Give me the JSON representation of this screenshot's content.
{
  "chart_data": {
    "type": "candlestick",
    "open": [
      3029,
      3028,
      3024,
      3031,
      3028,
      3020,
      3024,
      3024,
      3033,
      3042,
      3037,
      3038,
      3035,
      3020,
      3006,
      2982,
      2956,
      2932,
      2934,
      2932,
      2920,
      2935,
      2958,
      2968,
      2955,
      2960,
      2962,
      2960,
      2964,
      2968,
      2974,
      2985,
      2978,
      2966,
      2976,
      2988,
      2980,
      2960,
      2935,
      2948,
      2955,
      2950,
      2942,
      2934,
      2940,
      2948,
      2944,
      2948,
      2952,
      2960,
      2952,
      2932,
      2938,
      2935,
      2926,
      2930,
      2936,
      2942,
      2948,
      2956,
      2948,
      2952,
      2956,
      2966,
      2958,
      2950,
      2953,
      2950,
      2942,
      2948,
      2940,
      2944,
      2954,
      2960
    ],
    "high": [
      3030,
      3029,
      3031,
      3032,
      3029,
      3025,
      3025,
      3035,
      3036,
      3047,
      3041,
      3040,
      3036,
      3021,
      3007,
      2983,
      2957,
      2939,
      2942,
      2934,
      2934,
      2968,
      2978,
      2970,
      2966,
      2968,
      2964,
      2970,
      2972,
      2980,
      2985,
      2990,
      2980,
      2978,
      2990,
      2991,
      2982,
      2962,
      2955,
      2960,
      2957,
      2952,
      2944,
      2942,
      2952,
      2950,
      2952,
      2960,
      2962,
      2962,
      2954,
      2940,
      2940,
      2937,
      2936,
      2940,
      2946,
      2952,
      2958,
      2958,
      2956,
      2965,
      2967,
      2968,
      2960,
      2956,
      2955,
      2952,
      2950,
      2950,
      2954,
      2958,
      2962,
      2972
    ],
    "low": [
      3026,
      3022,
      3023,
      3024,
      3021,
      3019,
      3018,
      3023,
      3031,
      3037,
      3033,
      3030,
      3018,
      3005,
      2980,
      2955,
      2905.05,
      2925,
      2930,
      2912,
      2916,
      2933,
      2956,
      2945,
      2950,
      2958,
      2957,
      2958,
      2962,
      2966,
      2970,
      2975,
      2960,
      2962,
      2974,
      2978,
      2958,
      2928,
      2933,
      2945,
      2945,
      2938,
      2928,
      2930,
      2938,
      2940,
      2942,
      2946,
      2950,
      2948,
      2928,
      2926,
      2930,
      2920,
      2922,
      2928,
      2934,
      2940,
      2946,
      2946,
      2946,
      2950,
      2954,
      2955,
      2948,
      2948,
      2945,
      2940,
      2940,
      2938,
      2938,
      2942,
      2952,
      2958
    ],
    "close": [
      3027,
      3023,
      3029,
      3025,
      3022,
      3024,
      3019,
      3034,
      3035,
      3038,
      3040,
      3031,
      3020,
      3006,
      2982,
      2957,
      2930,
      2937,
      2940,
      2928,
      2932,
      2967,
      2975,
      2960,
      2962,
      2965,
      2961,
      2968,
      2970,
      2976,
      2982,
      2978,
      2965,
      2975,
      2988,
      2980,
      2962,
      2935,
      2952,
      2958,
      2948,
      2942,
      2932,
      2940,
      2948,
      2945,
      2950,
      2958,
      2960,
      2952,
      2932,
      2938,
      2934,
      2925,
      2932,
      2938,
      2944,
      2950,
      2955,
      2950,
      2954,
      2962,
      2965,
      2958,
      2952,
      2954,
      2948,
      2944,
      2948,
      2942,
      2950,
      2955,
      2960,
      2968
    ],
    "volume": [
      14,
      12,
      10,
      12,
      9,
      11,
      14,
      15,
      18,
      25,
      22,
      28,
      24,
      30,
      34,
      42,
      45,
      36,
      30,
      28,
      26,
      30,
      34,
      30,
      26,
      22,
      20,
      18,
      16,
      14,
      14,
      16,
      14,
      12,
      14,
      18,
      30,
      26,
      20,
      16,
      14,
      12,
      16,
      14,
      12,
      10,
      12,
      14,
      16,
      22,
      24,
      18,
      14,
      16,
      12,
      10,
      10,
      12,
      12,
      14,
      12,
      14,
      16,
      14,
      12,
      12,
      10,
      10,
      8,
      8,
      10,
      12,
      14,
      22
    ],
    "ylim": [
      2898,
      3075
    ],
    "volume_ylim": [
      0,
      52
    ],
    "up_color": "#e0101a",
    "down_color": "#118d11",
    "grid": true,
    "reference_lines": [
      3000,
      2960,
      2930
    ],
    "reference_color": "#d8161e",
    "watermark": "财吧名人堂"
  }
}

Work to be completed: Output the data above exactly, please, line for line.

Task output:
Give me the JSON representation of this screenshot's content.
{
  "chart_data": {
    "type": "candlestick",
    "open": [
      3029,
      3028,
      3024,
      3031,
      3028,
      3020,
      3024,
      3024,
      3033,
      3042,
      3037,
      3038,
      3035,
      3020,
      3006,
      2982,
      2956,
      2932,
      2934,
      2932,
      2920,
      2935,
      2958,
      2968,
      2955,
      2960,
      2962,
      2960,
      2964,
      2968,
      2974,
      2985,
      2978,
      2966,
      2976,
      2988,
      2980,
      2960,
      2935,
      2948,
      2955,
      2950,
      2942,
      2934,
      2940,
      2948,
      2944,
      2948,
      2952,
      2960,
      2952,
      2932,
      2938,
      2935,
      2926,
      2930,
      2936,
      2942,
      2948,
      2956,
      2948,
      2952,
      2956,
      2966,
      2958,
      2950,
      2953,
      2950,
      2942,
      2948,
      2940,
      2944,
      2954,
      2960
    ],
    "high": [
      3030,
      3029,
      3031,
      3032,
      3029,
      3025,
      3025,
      3035,
      3036,
      3047,
      3041,
      3040,
      3036,
      3021,
      3007,
      2983,
      2957,
      2939,
      2942,
      2934,
      2934,
      2968,
      2978,
      2970,
      2966,
      2968,
      2964,
      2970,
      2972,
      2980,
      2985,
      2990,
      2980,
      2978,
      2990,
      2991,
      2982,
      2962,
      2955,
      2960,
      2957,
      2952,
      2944,
      2942,
      2952,
      2950,
      2952,
      2960,
      2962,
      2962,
      2954,
      2940,
      2940,
      2937,
      2936,
      2940,
      2946,
      2952,
      2958,
      2958,
      2956,
      2965,
      2967,
      2968,
      2960,
      2956,
      2955,
      2952,
      2950,
      2950,
      2954,
      2958,
      2962,
      2972
    ],
    "low": [
      3026,
      3022,
      3023,
      3024,
      3021,
      3019,
      3018,
      3023,
      3031,
      3037,
      3033,
      3030,
      3018,
      3005,
      2980,
      2955,
      2905.05,
      2925,
      2930,
      2912,
      2916,
      2933,
      2956,
      2945,
      2950,
      2958,
      2957,
      2958,
      2962,
      2966,
      2970,
      2975,
      2960,
      2962,
      2974,
      2978,
      2958,
      2928,
      2933,
      2945,
      2945,
      2938,
      2928,
      2930,
      2938,
      2940,
      2942,
      2946,
      2950,
      2948,
      2928,
      2926,
      2930,
      2920,
      2922,
      2928,
      2934,
      2940,
      2946,
      2946,
      2946,
      2950,
      2954,
      2955,
      2948,
      2948,
      2945,
      2940,
      2940,
      2938,
      2938,
      2942,
      2952,
      2958
    ],
    "close": [
      3027,
      3023,
      3029,
      3025,
      3022,
      3024,
      3019,
      3034,
      3035,
      3038,
      3040,
      3031,
      3020,
      3006,
      2982,
      2957,
      2930,
      2937,
      2940,
      2928,
      2932,
      2967,
      2975,
      2960,
      2962,
      2965,
      2961,
      2968,
      2970,
      2976,
      2982,
      2978,
      2965,
      2975,
      2988,
      2980,
      2962,
      2935,
      2952,
      2958,
      2948,
      2942,
      2932,
      2940,
      2948,
      2945,
      2950,
      2958,
      2960,
      2952,
      2932,
      2938,
      2934,
      2925,
      2932,
      2938,
      2944,
      2950,
      2955,
      2950,
      2954,
      2962,
      2965,
      2958,
      2952,
      2954,
      2948,
      2944,
      2948,
      2942,
      2950,
      2955,
      2960,
      2968
    ],
    "volume": [
      14,
      12,
      10,
      12,
      9,
      11,
      14,
      15,
      18,
      25,
      22,
      28,
      24,
      30,
      34,
      42,
      45,
      36,
      30,
      28,
      26,
      30,
      34,
      30,
      26,
      22,
      20,
      18,
      16,
      14,
      14,
      16,
      14,
      12,
      14,
      18,
      30,
      26,
      20,
      16,
      14,
      12,
      16,
      14,
      12,
      10,
      12,
      14,
      16,
      22,
      24,
      18,
      14,
      16,
      12,
      10,
      10,
      12,
      12,
      14,
      12,
      14,
      16,
      14,
      12,
      12,
      10,
      10,
      8,
      8,
      10,
      12,
      14,
      22
    ],
    "ylim": [
      2898,
      3075
    ],
    "volume_ylim": [
      0,
      52
    ],
    "up_color": "#e0101a",
    "down_color": "#118d11",
    "grid": true,
    "reference_lines": [
      3000,
      2960,
      2930
    ],
    "reference_color": "#d8161e",
    "watermark": "财吧名人堂"
  }
}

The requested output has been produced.